PROVIDED ENTRIES>
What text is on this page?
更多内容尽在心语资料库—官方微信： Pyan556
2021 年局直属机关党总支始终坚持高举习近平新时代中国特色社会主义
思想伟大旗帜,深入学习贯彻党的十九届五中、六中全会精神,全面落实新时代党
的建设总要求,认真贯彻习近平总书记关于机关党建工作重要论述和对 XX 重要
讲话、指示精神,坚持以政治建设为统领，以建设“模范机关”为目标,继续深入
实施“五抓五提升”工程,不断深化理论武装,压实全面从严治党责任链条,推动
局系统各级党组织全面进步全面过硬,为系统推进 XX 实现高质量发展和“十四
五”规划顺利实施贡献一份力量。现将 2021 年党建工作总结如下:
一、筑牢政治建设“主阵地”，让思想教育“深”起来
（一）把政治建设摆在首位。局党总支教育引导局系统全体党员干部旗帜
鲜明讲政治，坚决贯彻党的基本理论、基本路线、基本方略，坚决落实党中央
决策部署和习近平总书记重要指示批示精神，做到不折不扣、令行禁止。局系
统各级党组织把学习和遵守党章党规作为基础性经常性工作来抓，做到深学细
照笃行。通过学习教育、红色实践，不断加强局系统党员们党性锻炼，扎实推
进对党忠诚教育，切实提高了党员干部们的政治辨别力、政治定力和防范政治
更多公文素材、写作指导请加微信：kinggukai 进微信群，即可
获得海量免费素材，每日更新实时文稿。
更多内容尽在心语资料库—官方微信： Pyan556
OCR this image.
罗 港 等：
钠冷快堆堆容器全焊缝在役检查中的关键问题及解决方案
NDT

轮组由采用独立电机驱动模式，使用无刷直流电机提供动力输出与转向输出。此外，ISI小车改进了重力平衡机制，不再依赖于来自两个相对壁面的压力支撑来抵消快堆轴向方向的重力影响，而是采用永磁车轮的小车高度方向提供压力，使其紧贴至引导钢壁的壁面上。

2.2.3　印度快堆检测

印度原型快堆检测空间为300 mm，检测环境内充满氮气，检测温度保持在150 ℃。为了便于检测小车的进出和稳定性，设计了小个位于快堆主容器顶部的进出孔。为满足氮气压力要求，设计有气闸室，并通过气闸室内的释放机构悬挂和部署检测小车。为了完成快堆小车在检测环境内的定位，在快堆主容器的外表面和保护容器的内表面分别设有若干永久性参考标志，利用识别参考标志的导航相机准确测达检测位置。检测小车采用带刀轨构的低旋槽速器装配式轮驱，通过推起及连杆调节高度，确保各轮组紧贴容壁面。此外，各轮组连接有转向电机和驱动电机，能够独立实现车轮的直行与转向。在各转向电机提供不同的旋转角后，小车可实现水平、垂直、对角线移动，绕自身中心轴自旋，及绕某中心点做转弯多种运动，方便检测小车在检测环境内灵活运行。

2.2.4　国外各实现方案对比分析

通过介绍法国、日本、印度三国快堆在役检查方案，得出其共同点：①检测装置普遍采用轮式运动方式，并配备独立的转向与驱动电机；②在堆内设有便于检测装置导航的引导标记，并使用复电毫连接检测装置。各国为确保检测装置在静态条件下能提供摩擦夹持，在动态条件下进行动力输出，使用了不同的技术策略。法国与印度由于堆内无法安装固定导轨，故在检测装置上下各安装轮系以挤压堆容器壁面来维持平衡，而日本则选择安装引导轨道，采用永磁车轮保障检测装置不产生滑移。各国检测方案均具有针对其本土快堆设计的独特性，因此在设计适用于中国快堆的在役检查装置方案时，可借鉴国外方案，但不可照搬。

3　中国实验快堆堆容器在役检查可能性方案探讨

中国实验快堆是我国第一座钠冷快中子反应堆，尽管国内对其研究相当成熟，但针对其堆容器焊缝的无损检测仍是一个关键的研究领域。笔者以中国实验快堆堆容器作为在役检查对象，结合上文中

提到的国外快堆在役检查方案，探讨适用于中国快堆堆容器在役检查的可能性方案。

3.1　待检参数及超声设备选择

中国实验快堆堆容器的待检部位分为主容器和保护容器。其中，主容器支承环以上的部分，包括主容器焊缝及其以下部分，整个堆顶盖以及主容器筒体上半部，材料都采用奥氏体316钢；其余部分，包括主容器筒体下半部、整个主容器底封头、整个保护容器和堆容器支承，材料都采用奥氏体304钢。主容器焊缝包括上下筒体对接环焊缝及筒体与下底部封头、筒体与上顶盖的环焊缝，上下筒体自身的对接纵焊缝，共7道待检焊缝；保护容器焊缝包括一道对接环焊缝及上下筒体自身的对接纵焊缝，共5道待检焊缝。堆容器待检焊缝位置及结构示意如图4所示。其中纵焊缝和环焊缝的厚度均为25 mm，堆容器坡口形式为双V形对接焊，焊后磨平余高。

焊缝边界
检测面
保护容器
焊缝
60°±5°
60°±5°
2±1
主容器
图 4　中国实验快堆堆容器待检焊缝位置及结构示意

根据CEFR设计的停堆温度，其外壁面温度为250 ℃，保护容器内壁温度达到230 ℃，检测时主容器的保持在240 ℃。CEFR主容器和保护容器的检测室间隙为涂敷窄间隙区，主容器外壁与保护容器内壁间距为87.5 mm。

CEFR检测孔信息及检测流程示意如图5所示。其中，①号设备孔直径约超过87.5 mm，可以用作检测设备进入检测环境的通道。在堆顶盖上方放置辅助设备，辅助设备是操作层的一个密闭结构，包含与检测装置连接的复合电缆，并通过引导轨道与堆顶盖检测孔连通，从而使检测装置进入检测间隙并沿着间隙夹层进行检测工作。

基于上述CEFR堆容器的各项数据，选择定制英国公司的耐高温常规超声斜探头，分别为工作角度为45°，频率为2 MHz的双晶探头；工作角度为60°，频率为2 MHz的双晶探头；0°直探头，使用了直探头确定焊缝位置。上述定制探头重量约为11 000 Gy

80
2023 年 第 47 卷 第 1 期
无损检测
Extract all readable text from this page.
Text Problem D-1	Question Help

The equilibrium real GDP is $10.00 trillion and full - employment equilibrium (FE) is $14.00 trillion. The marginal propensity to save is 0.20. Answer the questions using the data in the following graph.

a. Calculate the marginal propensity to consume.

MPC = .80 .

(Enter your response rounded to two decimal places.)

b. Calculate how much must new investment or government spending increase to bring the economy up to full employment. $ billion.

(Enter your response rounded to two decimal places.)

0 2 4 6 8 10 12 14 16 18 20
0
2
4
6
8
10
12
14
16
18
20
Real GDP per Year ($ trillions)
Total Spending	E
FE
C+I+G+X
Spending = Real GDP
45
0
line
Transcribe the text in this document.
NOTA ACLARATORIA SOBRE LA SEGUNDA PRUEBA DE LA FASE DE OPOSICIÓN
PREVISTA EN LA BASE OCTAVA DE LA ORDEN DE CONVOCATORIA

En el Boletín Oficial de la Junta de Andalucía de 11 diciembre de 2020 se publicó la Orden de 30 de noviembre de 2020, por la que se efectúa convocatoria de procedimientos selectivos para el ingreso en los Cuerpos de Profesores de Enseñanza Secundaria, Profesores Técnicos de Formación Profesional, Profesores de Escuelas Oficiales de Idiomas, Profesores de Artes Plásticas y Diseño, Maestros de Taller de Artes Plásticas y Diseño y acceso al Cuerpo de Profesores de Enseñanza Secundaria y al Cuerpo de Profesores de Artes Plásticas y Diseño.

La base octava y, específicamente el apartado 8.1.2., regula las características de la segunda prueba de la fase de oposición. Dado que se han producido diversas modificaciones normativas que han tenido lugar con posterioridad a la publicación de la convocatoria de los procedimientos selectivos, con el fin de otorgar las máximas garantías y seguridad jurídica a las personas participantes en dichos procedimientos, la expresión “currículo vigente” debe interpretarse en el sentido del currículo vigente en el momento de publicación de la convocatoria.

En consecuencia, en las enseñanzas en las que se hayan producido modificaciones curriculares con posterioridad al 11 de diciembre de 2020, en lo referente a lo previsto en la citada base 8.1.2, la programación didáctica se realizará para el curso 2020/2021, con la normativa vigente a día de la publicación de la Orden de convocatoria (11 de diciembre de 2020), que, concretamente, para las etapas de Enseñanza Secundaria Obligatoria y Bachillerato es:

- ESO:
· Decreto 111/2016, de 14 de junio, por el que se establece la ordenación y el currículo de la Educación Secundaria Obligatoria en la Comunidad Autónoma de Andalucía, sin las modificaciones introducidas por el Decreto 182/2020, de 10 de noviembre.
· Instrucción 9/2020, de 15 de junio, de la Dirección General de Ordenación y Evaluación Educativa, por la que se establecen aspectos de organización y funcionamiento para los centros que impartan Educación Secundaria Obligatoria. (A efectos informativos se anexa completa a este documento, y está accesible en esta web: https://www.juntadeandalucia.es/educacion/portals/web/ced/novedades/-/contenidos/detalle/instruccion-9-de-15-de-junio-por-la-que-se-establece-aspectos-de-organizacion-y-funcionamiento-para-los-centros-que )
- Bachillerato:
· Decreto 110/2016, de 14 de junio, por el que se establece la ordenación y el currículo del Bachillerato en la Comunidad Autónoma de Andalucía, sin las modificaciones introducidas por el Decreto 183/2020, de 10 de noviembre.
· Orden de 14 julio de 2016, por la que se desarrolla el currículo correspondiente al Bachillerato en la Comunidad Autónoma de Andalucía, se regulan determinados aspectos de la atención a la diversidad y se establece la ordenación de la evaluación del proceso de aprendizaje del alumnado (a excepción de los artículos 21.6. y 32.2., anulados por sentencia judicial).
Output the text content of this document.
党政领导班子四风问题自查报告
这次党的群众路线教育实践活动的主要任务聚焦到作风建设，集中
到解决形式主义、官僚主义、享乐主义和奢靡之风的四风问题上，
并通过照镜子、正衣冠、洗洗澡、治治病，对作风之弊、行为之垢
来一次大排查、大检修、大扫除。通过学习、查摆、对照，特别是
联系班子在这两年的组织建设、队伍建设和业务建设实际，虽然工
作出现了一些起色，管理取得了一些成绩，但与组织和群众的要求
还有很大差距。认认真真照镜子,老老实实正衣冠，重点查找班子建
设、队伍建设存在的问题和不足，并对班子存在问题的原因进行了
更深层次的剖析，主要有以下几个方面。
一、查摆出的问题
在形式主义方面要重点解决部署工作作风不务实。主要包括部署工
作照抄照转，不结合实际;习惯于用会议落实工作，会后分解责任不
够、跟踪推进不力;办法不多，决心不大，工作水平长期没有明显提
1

PROBLEM>
Return every line above in which the string "employment" occurs.

RESULT FOR THIS EXERCISE>
The equilibrium real GDP is $10.00 trillion and full - employment equilibrium (FE) is $14.00 trillion. The marginal propensity to save is 0.20. Answer the questions using the data in the following graph.
b. Calculate how much must new investment or government spending increase to bring the economy up to full employment. $ billion.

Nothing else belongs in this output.